### Material for the task
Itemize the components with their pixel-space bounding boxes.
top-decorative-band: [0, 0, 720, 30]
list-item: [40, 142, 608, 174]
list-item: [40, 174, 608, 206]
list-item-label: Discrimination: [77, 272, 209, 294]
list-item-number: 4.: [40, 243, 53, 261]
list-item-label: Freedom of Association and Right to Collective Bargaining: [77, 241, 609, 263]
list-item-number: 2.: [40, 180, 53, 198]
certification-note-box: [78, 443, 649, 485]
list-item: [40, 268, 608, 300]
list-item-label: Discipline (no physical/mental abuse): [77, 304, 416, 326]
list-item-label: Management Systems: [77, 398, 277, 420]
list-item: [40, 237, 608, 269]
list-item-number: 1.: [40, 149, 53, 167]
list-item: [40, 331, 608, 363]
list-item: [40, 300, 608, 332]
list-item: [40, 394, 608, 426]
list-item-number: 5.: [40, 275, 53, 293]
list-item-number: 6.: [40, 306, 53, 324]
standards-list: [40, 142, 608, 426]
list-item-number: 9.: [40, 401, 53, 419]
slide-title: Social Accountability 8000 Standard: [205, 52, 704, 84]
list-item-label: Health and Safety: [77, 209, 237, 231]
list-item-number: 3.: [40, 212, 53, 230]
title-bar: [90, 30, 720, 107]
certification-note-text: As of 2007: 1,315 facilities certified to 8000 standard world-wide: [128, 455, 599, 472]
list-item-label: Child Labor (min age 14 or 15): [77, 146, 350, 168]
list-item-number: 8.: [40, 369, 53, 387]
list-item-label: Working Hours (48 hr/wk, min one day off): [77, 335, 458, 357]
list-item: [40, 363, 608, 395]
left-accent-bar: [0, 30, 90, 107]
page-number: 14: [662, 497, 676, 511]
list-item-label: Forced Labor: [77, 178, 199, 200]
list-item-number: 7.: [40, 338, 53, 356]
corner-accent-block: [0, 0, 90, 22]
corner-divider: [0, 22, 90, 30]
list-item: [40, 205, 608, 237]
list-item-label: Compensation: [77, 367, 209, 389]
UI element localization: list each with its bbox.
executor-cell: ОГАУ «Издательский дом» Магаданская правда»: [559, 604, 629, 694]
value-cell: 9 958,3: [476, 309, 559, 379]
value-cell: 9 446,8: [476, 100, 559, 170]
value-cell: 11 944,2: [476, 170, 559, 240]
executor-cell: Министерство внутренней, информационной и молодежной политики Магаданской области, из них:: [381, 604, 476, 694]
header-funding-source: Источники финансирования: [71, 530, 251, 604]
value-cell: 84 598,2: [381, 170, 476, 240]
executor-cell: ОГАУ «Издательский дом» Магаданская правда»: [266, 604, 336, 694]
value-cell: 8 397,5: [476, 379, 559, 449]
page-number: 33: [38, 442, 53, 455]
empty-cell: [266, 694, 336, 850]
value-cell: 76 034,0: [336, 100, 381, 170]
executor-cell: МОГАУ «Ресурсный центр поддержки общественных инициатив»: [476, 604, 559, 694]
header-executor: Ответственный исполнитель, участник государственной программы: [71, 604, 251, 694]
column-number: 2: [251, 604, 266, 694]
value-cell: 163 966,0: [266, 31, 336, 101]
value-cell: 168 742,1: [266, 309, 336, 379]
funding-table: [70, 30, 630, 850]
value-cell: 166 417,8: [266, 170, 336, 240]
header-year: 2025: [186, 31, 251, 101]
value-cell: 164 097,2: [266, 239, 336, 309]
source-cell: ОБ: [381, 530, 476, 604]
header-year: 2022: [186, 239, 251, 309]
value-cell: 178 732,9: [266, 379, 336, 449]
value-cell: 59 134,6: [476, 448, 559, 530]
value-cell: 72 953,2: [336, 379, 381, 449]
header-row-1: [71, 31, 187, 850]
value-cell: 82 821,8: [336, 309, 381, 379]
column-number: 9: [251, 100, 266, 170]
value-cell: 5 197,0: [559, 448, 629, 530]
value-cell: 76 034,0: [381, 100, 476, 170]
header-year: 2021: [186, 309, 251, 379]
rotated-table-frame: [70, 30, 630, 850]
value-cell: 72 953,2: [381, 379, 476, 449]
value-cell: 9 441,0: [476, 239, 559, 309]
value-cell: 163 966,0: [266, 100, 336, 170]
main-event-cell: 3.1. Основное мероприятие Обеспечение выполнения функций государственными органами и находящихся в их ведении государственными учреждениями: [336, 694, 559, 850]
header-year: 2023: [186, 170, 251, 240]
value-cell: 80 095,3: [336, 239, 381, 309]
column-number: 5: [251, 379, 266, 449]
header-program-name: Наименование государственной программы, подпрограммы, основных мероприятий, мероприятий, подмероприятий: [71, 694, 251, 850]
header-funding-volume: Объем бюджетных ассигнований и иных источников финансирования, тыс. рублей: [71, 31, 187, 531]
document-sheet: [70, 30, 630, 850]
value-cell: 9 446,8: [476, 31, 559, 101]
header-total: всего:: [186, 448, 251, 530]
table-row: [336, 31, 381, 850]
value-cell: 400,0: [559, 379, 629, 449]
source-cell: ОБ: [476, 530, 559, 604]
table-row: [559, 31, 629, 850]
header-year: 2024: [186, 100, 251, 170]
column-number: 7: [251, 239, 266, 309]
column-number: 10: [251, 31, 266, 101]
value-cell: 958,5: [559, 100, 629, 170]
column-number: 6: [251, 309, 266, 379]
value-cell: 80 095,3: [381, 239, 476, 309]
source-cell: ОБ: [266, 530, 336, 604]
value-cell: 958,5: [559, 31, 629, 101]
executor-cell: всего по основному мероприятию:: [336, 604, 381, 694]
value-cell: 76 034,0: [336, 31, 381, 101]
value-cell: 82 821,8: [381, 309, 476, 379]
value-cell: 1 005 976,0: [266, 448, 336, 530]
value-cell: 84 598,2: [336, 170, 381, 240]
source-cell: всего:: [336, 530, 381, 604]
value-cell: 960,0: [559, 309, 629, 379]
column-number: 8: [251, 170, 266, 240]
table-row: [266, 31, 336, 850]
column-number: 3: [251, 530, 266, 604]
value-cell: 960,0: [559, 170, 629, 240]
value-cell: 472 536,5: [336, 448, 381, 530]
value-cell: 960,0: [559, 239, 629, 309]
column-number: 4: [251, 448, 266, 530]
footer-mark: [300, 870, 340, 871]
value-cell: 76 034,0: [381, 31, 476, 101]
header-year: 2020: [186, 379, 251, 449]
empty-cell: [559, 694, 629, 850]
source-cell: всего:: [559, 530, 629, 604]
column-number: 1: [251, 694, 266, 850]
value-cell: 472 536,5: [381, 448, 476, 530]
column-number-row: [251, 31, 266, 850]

### Exercise goal
Starting at the first of the rows and ending at the line containing "list-item-number: 9.: [40, 401, 53, 419]", reproduce those lines with "list-item-label" substituted by "entry-label" and nothing else altered. Give only those lines.

### The response
Itemize the components with their pixel-space bounding boxes.
top-decorative-band: [0, 0, 720, 30]
list-item: [40, 142, 608, 174]
list-item: [40, 174, 608, 206]
entry-label: Discrimination: [77, 272, 209, 294]
list-item-number: 4.: [40, 243, 53, 261]
entry-label: Freedom of Association and Right to Collective Bargaining: [77, 241, 609, 263]
list-item-number: 2.: [40, 180, 53, 198]
certification-note-box: [78, 443, 649, 485]
list-item: [40, 268, 608, 300]
entry-label: Discipline (no physical/mental abuse): [77, 304, 416, 326]
entry-label: Management Systems: [77, 398, 277, 420]
list-item: [40, 237, 608, 269]
list-item-number: 1.: [40, 149, 53, 167]
list-item: [40, 331, 608, 363]
list-item: [40, 300, 608, 332]
list-item: [40, 394, 608, 426]
list-item-number: 5.: [40, 275, 53, 293]
list-item-number: 6.: [40, 306, 53, 324]
standards-list: [40, 142, 608, 426]
list-item-number: 9.: [40, 401, 53, 419]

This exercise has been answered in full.